- Information provided -
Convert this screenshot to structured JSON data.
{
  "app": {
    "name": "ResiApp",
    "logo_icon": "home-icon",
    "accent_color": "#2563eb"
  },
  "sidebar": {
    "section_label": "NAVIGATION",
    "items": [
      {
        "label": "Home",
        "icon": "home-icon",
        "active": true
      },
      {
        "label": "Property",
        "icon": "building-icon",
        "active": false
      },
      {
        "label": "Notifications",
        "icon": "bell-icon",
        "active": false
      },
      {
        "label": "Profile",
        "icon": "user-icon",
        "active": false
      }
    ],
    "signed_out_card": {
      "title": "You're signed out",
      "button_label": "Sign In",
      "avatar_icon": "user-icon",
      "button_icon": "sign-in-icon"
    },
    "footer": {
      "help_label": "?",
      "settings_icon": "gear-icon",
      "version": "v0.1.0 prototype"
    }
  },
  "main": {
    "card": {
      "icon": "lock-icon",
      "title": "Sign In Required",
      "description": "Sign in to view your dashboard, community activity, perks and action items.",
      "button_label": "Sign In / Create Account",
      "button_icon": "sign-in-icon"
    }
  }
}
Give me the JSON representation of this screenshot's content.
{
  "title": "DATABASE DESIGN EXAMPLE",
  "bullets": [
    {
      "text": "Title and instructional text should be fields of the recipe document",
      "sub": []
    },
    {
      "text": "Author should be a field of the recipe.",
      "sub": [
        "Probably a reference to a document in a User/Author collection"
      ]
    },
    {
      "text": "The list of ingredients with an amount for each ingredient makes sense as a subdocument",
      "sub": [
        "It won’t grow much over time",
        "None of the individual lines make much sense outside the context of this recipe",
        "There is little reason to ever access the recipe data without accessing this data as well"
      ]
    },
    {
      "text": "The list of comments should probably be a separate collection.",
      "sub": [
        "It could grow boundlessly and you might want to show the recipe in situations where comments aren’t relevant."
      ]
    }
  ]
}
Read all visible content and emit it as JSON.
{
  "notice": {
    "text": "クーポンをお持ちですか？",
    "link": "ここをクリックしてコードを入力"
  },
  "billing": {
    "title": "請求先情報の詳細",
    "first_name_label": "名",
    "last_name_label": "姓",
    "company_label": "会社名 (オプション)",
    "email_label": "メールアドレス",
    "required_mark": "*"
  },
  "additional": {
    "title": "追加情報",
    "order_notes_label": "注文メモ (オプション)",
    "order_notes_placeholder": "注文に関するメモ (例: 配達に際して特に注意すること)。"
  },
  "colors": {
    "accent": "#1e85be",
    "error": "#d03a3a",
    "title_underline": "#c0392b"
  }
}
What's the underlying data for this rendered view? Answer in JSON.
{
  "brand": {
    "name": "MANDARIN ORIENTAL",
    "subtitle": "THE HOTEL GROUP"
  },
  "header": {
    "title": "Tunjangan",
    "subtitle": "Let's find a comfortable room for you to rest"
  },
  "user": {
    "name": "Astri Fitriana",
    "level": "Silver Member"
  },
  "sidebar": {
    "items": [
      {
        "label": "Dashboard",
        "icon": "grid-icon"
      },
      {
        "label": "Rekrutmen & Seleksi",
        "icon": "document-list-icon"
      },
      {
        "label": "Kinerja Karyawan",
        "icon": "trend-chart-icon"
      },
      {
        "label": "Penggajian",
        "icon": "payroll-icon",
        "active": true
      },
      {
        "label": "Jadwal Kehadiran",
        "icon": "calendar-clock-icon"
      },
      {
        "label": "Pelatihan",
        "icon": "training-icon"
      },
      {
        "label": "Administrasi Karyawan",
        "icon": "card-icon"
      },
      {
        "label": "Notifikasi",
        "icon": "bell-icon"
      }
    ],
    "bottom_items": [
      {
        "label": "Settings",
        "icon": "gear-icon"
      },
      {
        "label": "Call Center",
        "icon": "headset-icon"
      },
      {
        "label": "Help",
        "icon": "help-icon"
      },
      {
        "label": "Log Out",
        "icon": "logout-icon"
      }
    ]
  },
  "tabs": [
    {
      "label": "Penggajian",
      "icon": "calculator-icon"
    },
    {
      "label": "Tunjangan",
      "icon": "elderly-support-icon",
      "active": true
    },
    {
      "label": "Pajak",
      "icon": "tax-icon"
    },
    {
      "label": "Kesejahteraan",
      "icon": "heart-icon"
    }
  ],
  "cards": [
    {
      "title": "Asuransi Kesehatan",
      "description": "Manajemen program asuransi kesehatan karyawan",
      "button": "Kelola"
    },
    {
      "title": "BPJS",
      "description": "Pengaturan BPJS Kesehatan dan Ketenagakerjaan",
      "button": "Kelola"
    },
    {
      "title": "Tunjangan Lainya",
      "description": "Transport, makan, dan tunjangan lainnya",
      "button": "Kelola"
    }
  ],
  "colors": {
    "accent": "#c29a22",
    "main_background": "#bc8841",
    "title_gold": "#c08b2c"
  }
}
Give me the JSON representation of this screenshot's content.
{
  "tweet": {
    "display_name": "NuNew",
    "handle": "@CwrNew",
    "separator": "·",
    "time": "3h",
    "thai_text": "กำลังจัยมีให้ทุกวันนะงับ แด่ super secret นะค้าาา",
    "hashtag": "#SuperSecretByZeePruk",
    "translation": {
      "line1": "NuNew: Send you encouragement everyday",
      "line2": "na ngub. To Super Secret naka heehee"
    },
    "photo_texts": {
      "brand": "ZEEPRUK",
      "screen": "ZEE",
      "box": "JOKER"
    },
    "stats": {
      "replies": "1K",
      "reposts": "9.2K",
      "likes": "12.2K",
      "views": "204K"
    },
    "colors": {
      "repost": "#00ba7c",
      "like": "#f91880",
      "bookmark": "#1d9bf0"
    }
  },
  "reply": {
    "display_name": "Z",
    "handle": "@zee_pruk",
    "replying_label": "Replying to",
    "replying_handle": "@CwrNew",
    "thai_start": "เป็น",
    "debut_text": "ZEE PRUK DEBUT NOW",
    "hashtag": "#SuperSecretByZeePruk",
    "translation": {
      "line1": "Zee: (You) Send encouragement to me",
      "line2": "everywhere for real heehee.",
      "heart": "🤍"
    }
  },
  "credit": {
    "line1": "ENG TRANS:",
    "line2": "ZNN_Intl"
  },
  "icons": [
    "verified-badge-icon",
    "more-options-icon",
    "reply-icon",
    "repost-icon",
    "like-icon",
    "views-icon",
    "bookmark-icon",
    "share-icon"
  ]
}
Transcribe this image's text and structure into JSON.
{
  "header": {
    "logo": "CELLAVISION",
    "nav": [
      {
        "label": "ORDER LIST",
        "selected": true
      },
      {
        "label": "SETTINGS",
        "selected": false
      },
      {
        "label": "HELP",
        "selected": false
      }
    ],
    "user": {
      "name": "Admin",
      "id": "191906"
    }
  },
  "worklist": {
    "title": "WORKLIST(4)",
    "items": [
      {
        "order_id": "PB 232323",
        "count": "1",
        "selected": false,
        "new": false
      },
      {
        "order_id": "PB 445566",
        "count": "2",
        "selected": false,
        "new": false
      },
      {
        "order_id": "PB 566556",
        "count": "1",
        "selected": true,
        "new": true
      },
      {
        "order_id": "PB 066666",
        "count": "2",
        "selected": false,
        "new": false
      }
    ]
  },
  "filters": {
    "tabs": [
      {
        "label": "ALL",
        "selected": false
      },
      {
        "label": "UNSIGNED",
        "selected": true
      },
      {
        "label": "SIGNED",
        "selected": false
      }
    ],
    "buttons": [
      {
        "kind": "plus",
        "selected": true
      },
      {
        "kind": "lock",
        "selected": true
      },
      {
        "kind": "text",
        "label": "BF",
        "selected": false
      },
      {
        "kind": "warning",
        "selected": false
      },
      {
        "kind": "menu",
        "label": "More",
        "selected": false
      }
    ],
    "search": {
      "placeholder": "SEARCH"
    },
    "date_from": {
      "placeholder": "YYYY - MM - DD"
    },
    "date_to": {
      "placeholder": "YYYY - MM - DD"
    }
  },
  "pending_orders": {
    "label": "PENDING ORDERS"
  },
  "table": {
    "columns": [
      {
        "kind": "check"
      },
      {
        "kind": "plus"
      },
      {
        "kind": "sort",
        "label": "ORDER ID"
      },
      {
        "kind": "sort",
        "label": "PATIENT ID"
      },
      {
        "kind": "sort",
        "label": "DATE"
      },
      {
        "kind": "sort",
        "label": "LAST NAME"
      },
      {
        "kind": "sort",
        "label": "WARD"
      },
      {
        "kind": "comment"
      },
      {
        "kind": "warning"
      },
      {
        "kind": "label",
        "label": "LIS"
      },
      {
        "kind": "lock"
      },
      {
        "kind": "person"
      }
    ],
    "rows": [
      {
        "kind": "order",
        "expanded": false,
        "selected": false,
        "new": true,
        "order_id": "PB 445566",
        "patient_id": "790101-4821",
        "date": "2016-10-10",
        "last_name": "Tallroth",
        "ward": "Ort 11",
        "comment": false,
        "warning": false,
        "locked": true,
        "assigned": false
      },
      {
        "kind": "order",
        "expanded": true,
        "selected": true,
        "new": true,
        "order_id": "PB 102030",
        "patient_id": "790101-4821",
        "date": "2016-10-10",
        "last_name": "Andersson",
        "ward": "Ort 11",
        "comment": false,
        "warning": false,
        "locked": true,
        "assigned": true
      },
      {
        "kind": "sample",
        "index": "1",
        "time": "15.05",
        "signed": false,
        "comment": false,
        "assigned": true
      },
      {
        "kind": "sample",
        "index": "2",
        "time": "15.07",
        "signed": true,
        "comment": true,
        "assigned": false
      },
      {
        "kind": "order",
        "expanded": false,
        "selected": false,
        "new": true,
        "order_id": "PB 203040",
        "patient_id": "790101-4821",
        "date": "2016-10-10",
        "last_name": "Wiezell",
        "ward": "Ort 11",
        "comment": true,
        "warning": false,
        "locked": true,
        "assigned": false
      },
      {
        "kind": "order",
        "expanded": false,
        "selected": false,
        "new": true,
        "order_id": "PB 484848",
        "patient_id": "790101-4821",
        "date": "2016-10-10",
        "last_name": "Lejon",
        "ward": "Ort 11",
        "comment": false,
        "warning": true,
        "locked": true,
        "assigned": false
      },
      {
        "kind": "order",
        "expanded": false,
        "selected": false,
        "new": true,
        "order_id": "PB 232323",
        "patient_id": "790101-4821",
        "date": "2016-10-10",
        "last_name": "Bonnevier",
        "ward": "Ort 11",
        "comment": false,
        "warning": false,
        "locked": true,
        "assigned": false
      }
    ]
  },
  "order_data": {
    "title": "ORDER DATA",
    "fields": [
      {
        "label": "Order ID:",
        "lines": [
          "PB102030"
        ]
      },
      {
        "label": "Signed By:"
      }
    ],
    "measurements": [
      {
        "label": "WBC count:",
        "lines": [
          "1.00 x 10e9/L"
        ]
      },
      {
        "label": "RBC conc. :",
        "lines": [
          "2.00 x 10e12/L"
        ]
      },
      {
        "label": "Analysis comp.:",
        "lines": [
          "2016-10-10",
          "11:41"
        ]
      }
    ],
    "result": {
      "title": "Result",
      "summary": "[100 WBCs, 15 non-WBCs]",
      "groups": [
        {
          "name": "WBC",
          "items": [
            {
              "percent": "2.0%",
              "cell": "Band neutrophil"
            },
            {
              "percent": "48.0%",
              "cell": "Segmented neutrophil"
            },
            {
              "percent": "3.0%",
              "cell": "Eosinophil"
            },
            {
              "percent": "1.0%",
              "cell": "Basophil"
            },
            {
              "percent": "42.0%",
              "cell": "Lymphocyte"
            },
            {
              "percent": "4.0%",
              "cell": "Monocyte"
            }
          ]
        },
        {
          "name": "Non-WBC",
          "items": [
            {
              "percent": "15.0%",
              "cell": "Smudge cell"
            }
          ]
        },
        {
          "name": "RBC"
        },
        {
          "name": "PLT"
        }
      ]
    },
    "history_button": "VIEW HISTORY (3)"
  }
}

- Task details -
In the entries above, count each line that holds "neutrophil". Give the total and nothing else.

- Full solution -
2